§ **WHAT YOU ARE ASKED TO DO**
The entries need to be copied exactly.

* Begin DATA *

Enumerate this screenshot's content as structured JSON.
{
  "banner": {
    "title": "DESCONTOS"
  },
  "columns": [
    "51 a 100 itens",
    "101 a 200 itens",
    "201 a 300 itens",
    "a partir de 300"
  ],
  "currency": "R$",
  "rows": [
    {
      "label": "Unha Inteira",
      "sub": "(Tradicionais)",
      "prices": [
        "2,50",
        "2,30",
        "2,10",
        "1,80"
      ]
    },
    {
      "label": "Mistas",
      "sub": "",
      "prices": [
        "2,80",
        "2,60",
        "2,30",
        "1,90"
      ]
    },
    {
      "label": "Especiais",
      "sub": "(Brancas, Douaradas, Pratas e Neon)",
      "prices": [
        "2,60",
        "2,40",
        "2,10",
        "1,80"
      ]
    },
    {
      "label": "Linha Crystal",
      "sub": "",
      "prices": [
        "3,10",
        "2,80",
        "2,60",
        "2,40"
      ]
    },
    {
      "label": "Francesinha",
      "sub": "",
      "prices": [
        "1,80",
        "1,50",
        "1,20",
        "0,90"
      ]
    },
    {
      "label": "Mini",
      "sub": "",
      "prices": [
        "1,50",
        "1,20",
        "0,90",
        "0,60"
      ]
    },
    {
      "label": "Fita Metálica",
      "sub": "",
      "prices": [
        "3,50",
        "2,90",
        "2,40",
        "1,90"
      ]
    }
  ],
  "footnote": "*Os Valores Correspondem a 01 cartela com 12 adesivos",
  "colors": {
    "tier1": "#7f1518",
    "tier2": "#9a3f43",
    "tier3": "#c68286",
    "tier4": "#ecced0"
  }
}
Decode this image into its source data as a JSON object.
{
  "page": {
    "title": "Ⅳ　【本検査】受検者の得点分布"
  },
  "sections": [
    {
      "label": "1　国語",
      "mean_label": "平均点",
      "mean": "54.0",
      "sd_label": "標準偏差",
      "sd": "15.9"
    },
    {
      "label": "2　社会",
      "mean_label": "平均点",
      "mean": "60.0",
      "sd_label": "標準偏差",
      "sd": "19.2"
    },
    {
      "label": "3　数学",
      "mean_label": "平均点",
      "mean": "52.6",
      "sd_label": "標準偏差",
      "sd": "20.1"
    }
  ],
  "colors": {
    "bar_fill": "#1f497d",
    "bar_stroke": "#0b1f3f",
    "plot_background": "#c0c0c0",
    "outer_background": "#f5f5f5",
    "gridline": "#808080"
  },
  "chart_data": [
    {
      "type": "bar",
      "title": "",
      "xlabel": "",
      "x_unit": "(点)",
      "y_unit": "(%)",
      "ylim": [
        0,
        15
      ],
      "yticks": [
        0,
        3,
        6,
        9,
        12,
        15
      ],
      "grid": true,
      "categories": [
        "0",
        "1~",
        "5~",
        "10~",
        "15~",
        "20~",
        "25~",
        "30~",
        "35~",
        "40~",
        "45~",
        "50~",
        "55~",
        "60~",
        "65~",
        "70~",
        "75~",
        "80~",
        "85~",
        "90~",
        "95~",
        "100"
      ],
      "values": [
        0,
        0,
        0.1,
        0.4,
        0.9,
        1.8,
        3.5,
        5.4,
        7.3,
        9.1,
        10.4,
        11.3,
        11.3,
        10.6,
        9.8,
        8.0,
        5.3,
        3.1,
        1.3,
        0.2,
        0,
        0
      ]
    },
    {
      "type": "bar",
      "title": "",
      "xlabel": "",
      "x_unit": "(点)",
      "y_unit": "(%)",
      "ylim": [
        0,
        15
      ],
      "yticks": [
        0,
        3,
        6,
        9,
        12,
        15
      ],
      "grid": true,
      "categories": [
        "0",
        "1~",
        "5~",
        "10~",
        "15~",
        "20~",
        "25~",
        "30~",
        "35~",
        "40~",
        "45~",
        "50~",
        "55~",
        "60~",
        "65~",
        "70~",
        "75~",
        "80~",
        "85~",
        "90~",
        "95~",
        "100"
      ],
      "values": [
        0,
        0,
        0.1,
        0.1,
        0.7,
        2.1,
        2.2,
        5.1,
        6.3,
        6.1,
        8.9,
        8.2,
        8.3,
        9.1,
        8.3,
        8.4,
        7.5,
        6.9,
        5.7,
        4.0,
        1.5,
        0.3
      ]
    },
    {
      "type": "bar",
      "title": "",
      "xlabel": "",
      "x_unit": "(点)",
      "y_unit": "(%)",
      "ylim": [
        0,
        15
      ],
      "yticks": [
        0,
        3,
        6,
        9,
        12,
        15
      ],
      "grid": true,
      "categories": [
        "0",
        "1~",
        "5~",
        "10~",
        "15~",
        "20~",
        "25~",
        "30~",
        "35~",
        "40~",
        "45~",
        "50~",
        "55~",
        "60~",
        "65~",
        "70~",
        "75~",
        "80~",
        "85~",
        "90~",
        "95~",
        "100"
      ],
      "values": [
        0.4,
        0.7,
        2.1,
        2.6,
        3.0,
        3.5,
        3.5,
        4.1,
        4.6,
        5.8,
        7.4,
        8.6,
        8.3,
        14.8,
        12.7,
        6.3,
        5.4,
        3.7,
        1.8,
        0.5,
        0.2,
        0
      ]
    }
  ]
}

* End DATA *

§ **RESULT FOR THIS TASK**
Enumerate this screenshot's content as structured JSON.
{
  "banner": {
    "title": "DESCONTOS"
  },
  "columns": [
    "51 a 100 itens",
    "101 a 200 itens",
    "201 a 300 itens",
    "a partir de 300"
  ],
  "currency": "R$",
  "rows": [
    {
      "label": "Unha Inteira",
      "sub": "(Tradicionais)",
      "prices": [
        "2,50",
        "2,30",
        "2,10",
        "1,80"
      ]
    },
    {
      "label": "Mistas",
      "sub": "",
      "prices": [
        "2,80",
        "2,60",
        "2,30",
        "1,90"
      ]
    },
    {
      "label": "Especiais",
      "sub": "(Brancas, Douaradas, Pratas e Neon)",
      "prices": [
        "2,60",
        "2,40",
        "2,10",
        "1,80"
      ]
    },
    {
      "label": "Linha Crystal",
      "sub": "",
      "prices": [
        "3,10",
        "2,80",
        "2,60",
        "2,40"
      ]
    },
    {
      "label": "Francesinha",
      "sub": "",
      "prices": [
        "1,80",
        "1,50",
        "1,20",
        "0,90"
      ]
    },
    {
      "label": "Mini",
      "sub": "",
      "prices": [
        "1,50",
        "1,20",
        "0,90",
        "0,60"
      ]
    },
    {
      "label": "Fita Metálica",
      "sub": "",
      "prices": [
        "3,50",
        "2,90",
        "2,40",
        "1,90"
      ]
    }
  ],
  "footnote": "*Os Valores Correspondem a 01 cartela com 12 adesivos",
  "colors": {
    "tier1": "#7f1518",
    "tier2": "#9a3f43",
    "tier3": "#c68286",
    "tier4": "#ecced0"
  }
}
Decode this image into its source data as a JSON object.
{
  "page": {
    "title": "Ⅳ　【本検査】受検者の得点分布"
  },
  "sections": [
    {
      "label": "1　国語",
      "mean_label": "平均点",
      "mean": "54.0",
      "sd_label": "標準偏差",
      "sd": "15.9"
    },
    {
      "label": "2　社会",
      "mean_label": "平均点",
      "mean": "60.0",
      "sd_label": "標準偏差",
      "sd": "19.2"
    },
    {
      "label": "3　数学",
      "mean_label": "平均点",
      "mean": "52.6",
      "sd_label": "標準偏差",
      "sd": "20.1"
    }
  ],
  "colors": {
    "bar_fill": "#1f497d",
    "bar_stroke": "#0b1f3f",
    "plot_background": "#c0c0c0",
    "outer_background": "#f5f5f5",
    "gridline": "#808080"
  },
  "chart_data": [
    {
      "type": "bar",
      "title": "",
      "xlabel": "",
      "x_unit": "(点)",
      "y_unit": "(%)",
      "ylim": [
        0,
        15
      ],
      "yticks": [
        0,
        3,
        6,
        9,
        12,
        15
      ],
      "grid": true,
      "categories": [
        "0",
        "1~",
        "5~",
        "10~",
        "15~",
        "20~",
        "25~",
        "30~",
        "35~",
        "40~",
        "45~",
        "50~",
        "55~",
        "60~",
        "65~",
        "70~",
        "75~",
        "80~",
        "85~",
        "90~",
        "95~",
        "100"
      ],
      "values": [
        0,
        0,
        0.1,
        0.4,
        0.9,
        1.8,
        3.5,
        5.4,
        7.3,
        9.1,
        10.4,
        11.3,
        11.3,
        10.6,
        9.8,
        8.0,
        5.3,
        3.1,
        1.3,
        0.2,
        0,
        0
      ]
    },
    {
      "type": "bar",
      "title": "",
      "xlabel": "",
      "x_unit": "(点)",
      "y_unit": "(%)",
      "ylim": [
        0,
        15
      ],
      "yticks": [
        0,
        3,
        6,
        9,
        12,
        15
      ],
      "grid": true,
      "categories": [
        "0",
        "1~",
        "5~",
        "10~",
        "15~",
        "20~",
        "25~",
        "30~",
        "35~",
        "40~",
        "45~",
        "50~",
        "55~",
        "60~",
        "65~",
        "70~",
        "75~",
        "80~",
        "85~",
        "90~",
        "95~",
        "100"
      ],
      "values": [
        0,
        0,
        0.1,
        0.1,
        0.7,
        2.1,
        2.2,
        5.1,
        6.3,
        6.1,
        8.9,
        8.2,
        8.3,
        9.1,
        8.3,
        8.4,
        7.5,
        6.9,
        5.7,
        4.0,
        1.5,
        0.3
      ]
    },
    {
      "type": "bar",
      "title": "",
      "xlabel": "",
      "x_unit": "(点)",
      "y_unit": "(%)",
      "ylim": [
        0,
        15
      ],
      "yticks": [
        0,
        3,
        6,
        9,
        12,
        15
      ],
      "grid": true,
      "categories": [
        "0",
        "1~",
        "5~",
        "10~",
        "15~",
        "20~",
        "25~",
        "30~",
        "35~",
        "40~",
        "45~",
        "50~",
        "55~",
        "60~",
        "65~",
        "70~",
        "75~",
        "80~",
        "85~",
        "90~",
        "95~",
        "100"
      ],
      "values": [
        0.4,
        0.7,
        2.1,
        2.6,
        3.0,
        3.5,
        3.5,
        4.1,
        4.6,
        5.8,
        7.4,
        8.6,
        8.3,
        14.8,
        12.7,
        6.3,
        5.4,
        3.7,
        1.8,
        0.5,
        0.2,
        0
      ]
    }
  ]
}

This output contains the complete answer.